Task material:
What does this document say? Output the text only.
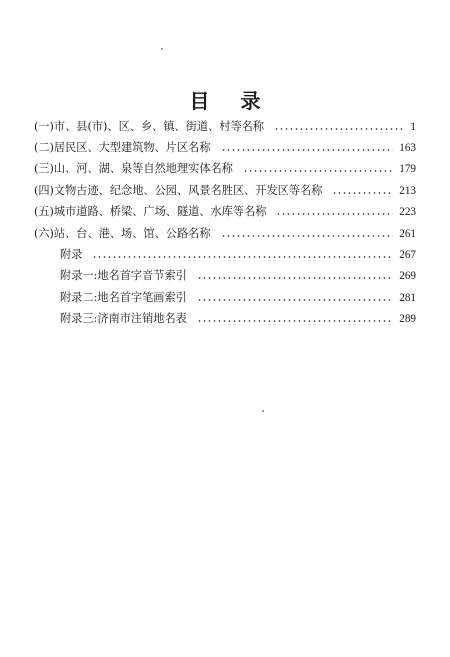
目 录
(一)市、县(市)、区、乡、镇、街道、村等名称	1
(二)居民区、大型建筑物、片区名称	163
(三)山、河、湖、泉等自然地理实体名称	179
(四)文物古迹、纪念地、公园、风景名胜区、开发区等名称	213
(五)城市道路、桥梁、广场、隧道、水库等名称	223
(六)站、台、港、场、馆、公路名称	261
附录	267
附录一:地名首字音节索引	269
附录二:地名首字笔画索引	281
附录三:济南市注销地名表	289
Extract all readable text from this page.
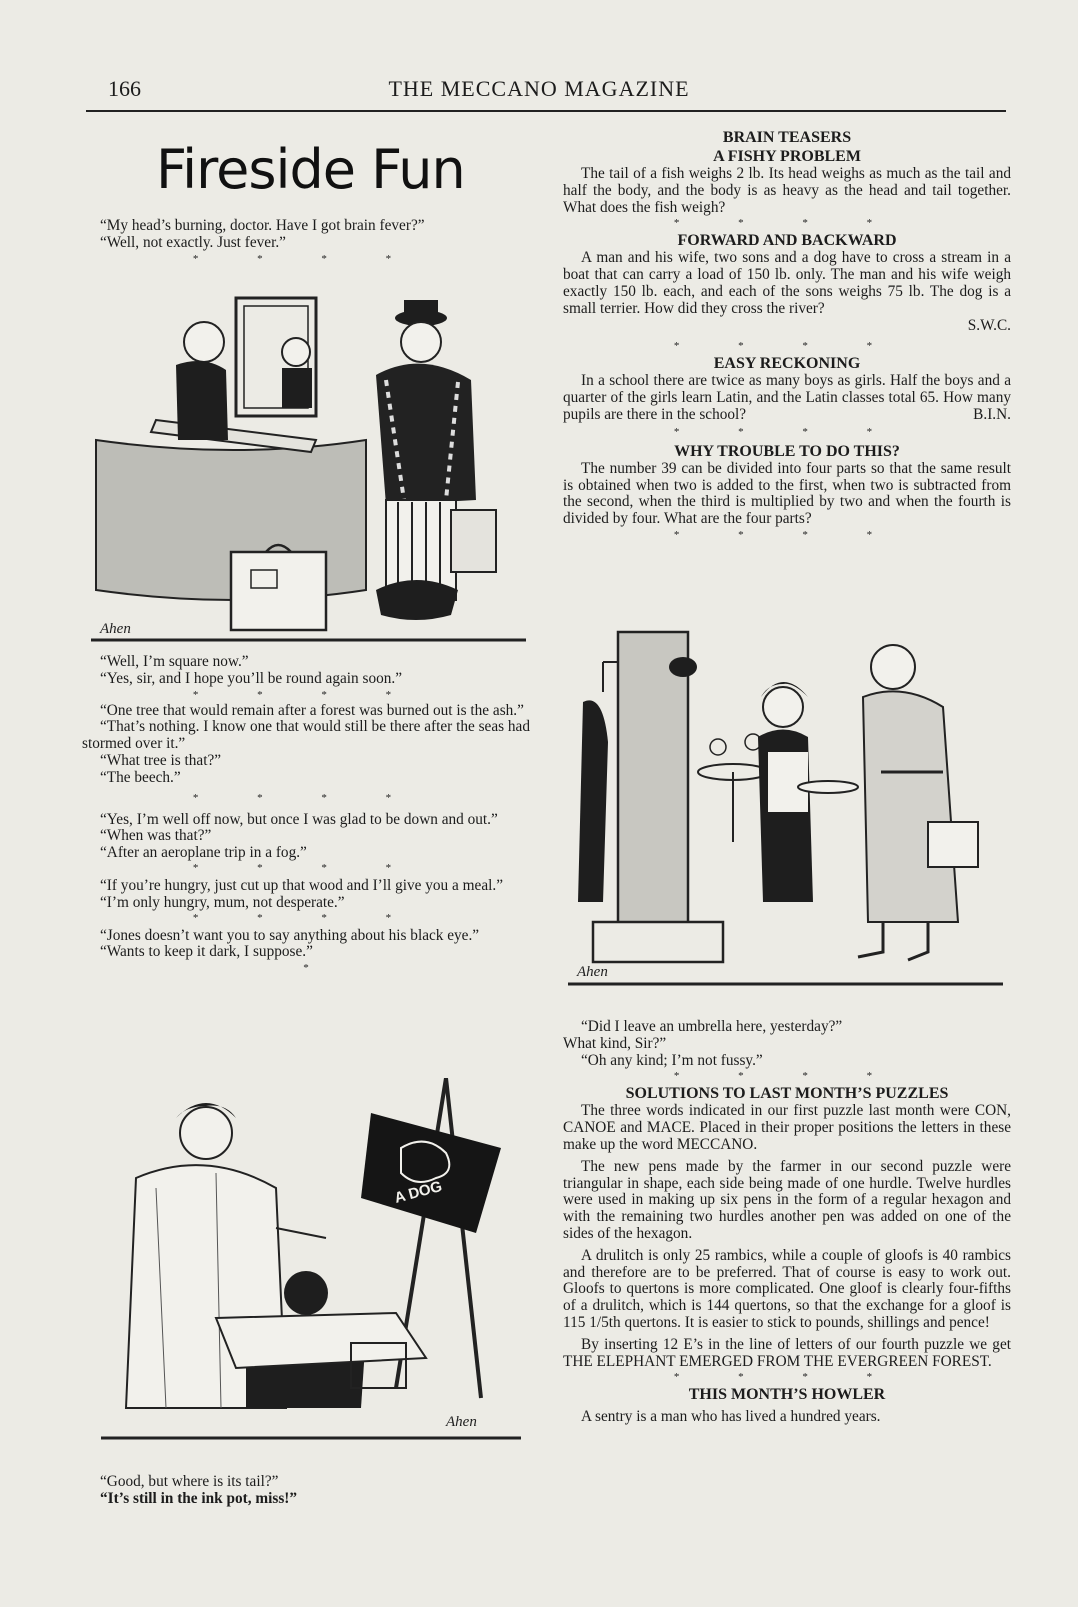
166	THE MECCANO MAGAZINE
Fireside Fun

“My head’s burning, doctor. Have I got brain fever?”

“Well, not exactly. Just fever.”

* * * *
Ahen

“Well, I’m square now.”

“Yes, sir, and I hope you’ll be round again soon.”

* * * *

“One tree that would remain after a forest was burned out is the ash.”

“That’s nothing. I know one that would still be there after the seas had stormed over it.”

“What tree is that?”

“The beech.”

* * * *

“Yes, I’m well off now, but once I was glad to be down and out.”

“When was that?”

“After an aeroplane trip in a fog.”

* * * *

“If you’re hungry, just cut up that wood and I’ll give you a meal.”

“I’m only hungry, mum, not desperate.”

* * * *

“Jones doesn’t want you to say anything about his black eye.”

“Wants to keep it dark, I suppose.”

*
A DOG
Ahen

“Good, but where is its tail?”

“It’s still in the ink pot, miss!”

BRAIN TEASERS
A FISHY PROBLEM

The tail of a fish weighs 2 lb. Its head weighs as much as the tail and half the body, and the body is as heavy as the head and tail together. What does the fish weigh?

* * * *
FORWARD AND BACKWARD

A man and his wife, two sons and a dog have to cross a stream in a boat that can carry a load of 150 lb. only. The man and his wife weigh exactly 150 lb. each, and each of the sons weighs 75 lb. The dog is a small terrier. How did they cross the river?

S.W.C.

* * * *
EASY RECKONING

In a school there are twice as many boys as girls. Half the boys and a quarter of the girls learn Latin, and the Latin classes total 65. How many pupils are there in the school?	B.I.N.

* * * *
WHY TROUBLE TO DO THIS?

The number 39 can be divided into four parts so that the same result is obtained when two is added to the first, when two is subtracted from the second, when the third is multiplied by two and when the fourth is divided by four. What are the four parts?

* * * *
Ahen

“Did I leave an umbrella here, yesterday?”

What kind, Sir?”

“Oh any kind; I’m not fussy.”

* * * *
SOLUTIONS TO LAST MONTH’S PUZZLES

The three words indicated in our first puzzle last month were CON, CANOE and MACE. Placed in their proper positions the letters in these make up the word MECCANO.

The new pens made by the farmer in our second puzzle were triangular in shape, each side being made of one hurdle. Twelve hurdles were used in making up six pens in the form of a regular hexagon and with the remaining two hurdles another pen was added on one of the sides of the hexagon.

A drulitch is only 25 rambics, while a couple of gloofs is 40 rambics and therefore are to be preferred. That of course is easy to work out. Gloofs to quertons is more complicated. One gloof is clearly four-fifths of a drulitch, which is 144 quertons, so that the exchange for a gloof is 115 1/5th quertons. It is easier to stick to pounds, shillings and pence!

By inserting 12 E’s in the line of letters of our fourth puzzle we get THE ELEPHANT EMERGED FROM THE EVERGREEN FOREST.

* * * *
THIS MONTH’S HOWLER

A sentry is a man who has lived a hundred years.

Directive:
Reproduce all of the material exactly, apart from the pictures.

Result of the task:
What does this document say? Output the text only.
目 录
(一)市、县(市)、区、乡、镇、街道、村等名称	1
(二)居民区、大型建筑物、片区名称	163
(三)山、河、湖、泉等自然地理实体名称	179
(四)文物古迹、纪念地、公园、风景名胜区、开发区等名称	213
(五)城市道路、桥梁、广场、隧道、水库等名称	223
(六)站、台、港、场、馆、公路名称	261
附录	267
附录一:地名首字音节索引	269
附录二:地名首字笔画索引	281
附录三:济南市注销地名表	289
Extract all readable text from this page.
166	THE MECCANO MAGAZINE
Fireside Fun

“My head’s burning, doctor. Have I got brain fever?”

“Well, not exactly. Just fever.”

* * * *
Ahen

“Well, I’m square now.”

“Yes, sir, and I hope you’ll be round again soon.”

* * * *

“One tree that would remain after a forest was burned out is the ash.”

“That’s nothing. I know one that would still be there after the seas had stormed over it.”

“What tree is that?”

“The beech.”

* * * *

“Yes, I’m well off now, but once I was glad to be down and out.”

“When was that?”

“After an aeroplane trip in a fog.”

* * * *

“If you’re hungry, just cut up that wood and I’ll give you a meal.”

“I’m only hungry, mum, not desperate.”

* * * *

“Jones doesn’t want you to say anything about his black eye.”

“Wants to keep it dark, I suppose.”

*
A DOG
Ahen

“Good, but where is its tail?”

“It’s still in the ink pot, miss!”

BRAIN TEASERS
A FISHY PROBLEM

The tail of a fish weighs 2 lb. Its head weighs as much as the tail and half the body, and the body is as heavy as the head and tail together. What does the fish weigh?

* * * *
FORWARD AND BACKWARD

A man and his wife, two sons and a dog have to cross a stream in a boat that can carry a load of 150 lb. only. The man and his wife weigh exactly 150 lb. each, and each of the sons weighs 75 lb. The dog is a small terrier. How did they cross the river?

S.W.C.

* * * *
EASY RECKONING

In a school there are twice as many boys as girls. Half the boys and a quarter of the girls learn Latin, and the Latin classes total 65. How many pupils are there in the school?	B.I.N.

* * * *
WHY TROUBLE TO DO THIS?

The number 39 can be divided into four parts so that the same result is obtained when two is added to the first, when two is subtracted from the second, when the third is multiplied by two and when the fourth is divided by four. What are the four parts?

* * * *
Ahen

“Did I leave an umbrella here, yesterday?”

What kind, Sir?”

“Oh any kind; I’m not fussy.”

* * * *
SOLUTIONS TO LAST MONTH’S PUZZLES

The three words indicated in our first puzzle last month were CON, CANOE and MACE. Placed in their proper positions the letters in these make up the word MECCANO.

The new pens made by the farmer in our second puzzle were triangular in shape, each side being made of one hurdle. Twelve hurdles were used in making up six pens in the form of a regular hexagon and with the remaining two hurdles another pen was added on one of the sides of the hexagon.

A drulitch is only 25 rambics, while a couple of gloofs is 40 rambics and therefore are to be preferred. That of course is easy to work out. Gloofs to quertons is more complicated. One gloof is clearly four-fifths of a drulitch, which is 144 quertons, so that the exchange for a gloof is 115 1/5th quertons. It is easier to stick to pounds, shillings and pence!

By inserting 12 E’s in the line of letters of our fourth puzzle we get THE ELEPHANT EMERGED FROM THE EVERGREEN FOREST.

* * * *
THIS MONTH’S HOWLER

A sentry is a man who has lived a hundred years.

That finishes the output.